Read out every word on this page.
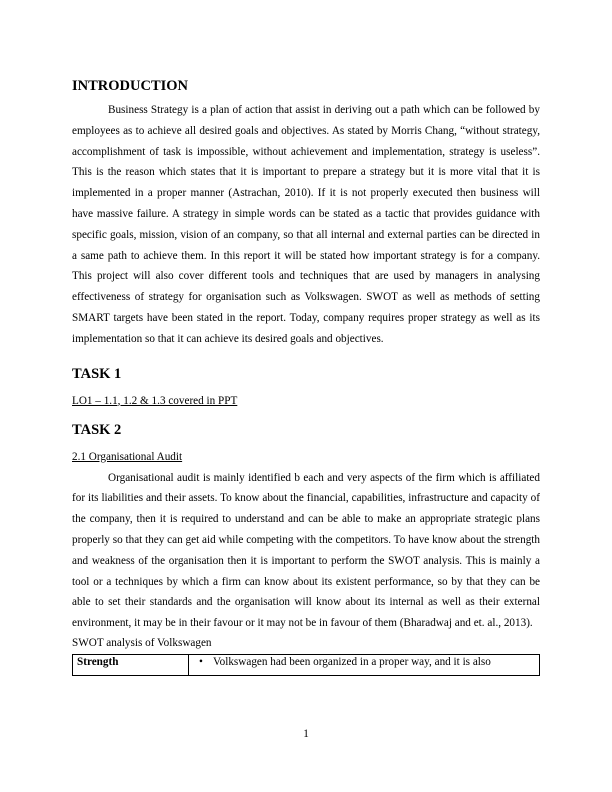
INTRODUCTION

Business Strategy is a plan of action that assist in deriving out a path which can be followed by employees as to achieve all desired goals and objectives. As stated by Morris Chang, “without strategy, accomplishment of task is impossible, without achievement and implementation, strategy is useless”. This is the reason which states that it is important to prepare a strategy but it is more vital that it is implemented in a proper manner (Astrachan, 2010). If it is not properly executed then business will have massive failure. A strategy in simple words can be stated as a tactic that provides guidance with specific goals, mission, vision of an company, so that all internal and external parties can be directed in a same path to achieve them. In this report it will be stated how important strategy is for a company. This project will also cover different tools and techniques that are used by managers in analysing effectiveness of strategy for organisation such as Volkswagen. SWOT as well as methods of setting SMART targets have been stated in the report. Today, company requires proper strategy as well as its implementation so that it can achieve its desired goals and objectives.

TASK 1

LO1 – 1.1, 1.2 & 1.3 covered in PPT

TASK 2

2.1 Organisational Audit

Organisational audit is mainly identified b each and very aspects of the firm which is affiliated for its liabilities and their assets. To know about the financial, capabilities, infrastructure and capacity of the company, then it is required to understand and can be able to make an appropriate strategic plans properly so that they can get aid while competing with the competitors. To have know about the strength and weakness of the organisation then it is important to perform the SWOT analysis. This is mainly a tool or a techniques by which a firm can know about its existent performance, so by that they can be able to set their standards and the organisation will know about its internal as well as their external environment, it may be in their favour or it may not be in favour of them (Bharadwaj and et. al., 2013).

SWOT analysis of Volkswagen

Strength	• Volkswagen had been organized in a proper way, and it is also
1
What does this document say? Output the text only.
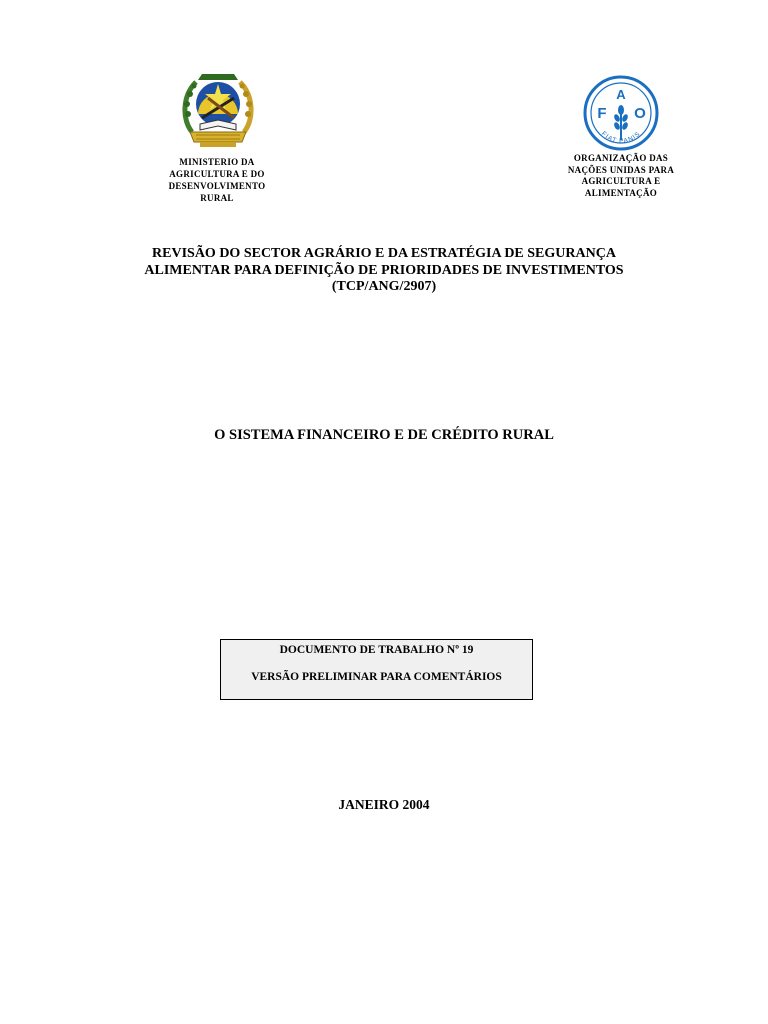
MINISTERIO DA
AGRICULTURA E DO
DESENVOLVIMENTO
RURAL
A
F O
FIAT PANIS
ORGANIZAÇÃO DAS
NAÇÕES UNIDAS PARA
AGRICULTURA E
ALIMENTAÇÃO
REVISÃO DO SECTOR AGRÁRIO E DA ESTRATÉGIA DE SEGURANÇA
ALIMENTAR PARA DEFINIÇÃO DE PRIORIDADES DE INVESTIMENTOS
(TCP/ANG/2907)
O SISTEMA FINANCEIRO E DE CRÉDITO RURAL
DOCUMENTO DE TRABALHO Nº 19
VERSÃO PRELIMINAR PARA COMENTÁRIOS
JANEIRO 2004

◇ ◇ ◇

WHAT YOU ARE ASKED TO DO ▸ Reproduce the whole listing above word for word, but not its pictures.

WRITTEN REPLY ▸
Read out every word on this page.
INTRODUCTION

Business Strategy is a plan of action that assist in deriving out a path which can be followed by employees as to achieve all desired goals and objectives. As stated by Morris Chang, “without strategy, accomplishment of task is impossible, without achievement and implementation, strategy is useless”. This is the reason which states that it is important to prepare a strategy but it is more vital that it is implemented in a proper manner (Astrachan, 2010). If it is not properly executed then business will have massive failure. A strategy in simple words can be stated as a tactic that provides guidance with specific goals, mission, vision of an company, so that all internal and external parties can be directed in a same path to achieve them. In this report it will be stated how important strategy is for a company. This project will also cover different tools and techniques that are used by managers in analysing effectiveness of strategy for organisation such as Volkswagen. SWOT as well as methods of setting SMART targets have been stated in the report. Today, company requires proper strategy as well as its implementation so that it can achieve its desired goals and objectives.

TASK 1

LO1 – 1.1, 1.2 & 1.3 covered in PPT

TASK 2

2.1 Organisational Audit

Organisational audit is mainly identified b each and very aspects of the firm which is affiliated for its liabilities and their assets. To know about the financial, capabilities, infrastructure and capacity of the company, then it is required to understand and can be able to make an appropriate strategic plans properly so that they can get aid while competing with the competitors. To have know about the strength and weakness of the organisation then it is important to perform the SWOT analysis. This is mainly a tool or a techniques by which a firm can know about its existent performance, so by that they can be able to set their standards and the organisation will know about its internal as well as their external environment, it may be in their favour or it may not be in favour of them (Bharadwaj and et. al., 2013).

SWOT analysis of Volkswagen

Strength	• Volkswagen had been organized in a proper way, and it is also
1
What does this document say? Output the text only.
MINISTERIO DA
AGRICULTURA E DO
DESENVOLVIMENTO
RURAL
A
F O
FIAT PANIS
ORGANIZAÇÃO DAS
NAÇÕES UNIDAS PARA
AGRICULTURA E
ALIMENTAÇÃO
REVISÃO DO SECTOR AGRÁRIO E DA ESTRATÉGIA DE SEGURANÇA
ALIMENTAR PARA DEFINIÇÃO DE PRIORIDADES DE INVESTIMENTOS
(TCP/ANG/2907)
O SISTEMA FINANCEIRO E DE CRÉDITO RURAL
DOCUMENTO DE TRABALHO Nº 19
VERSÃO PRELIMINAR PARA COMENTÁRIOS
JANEIRO 2004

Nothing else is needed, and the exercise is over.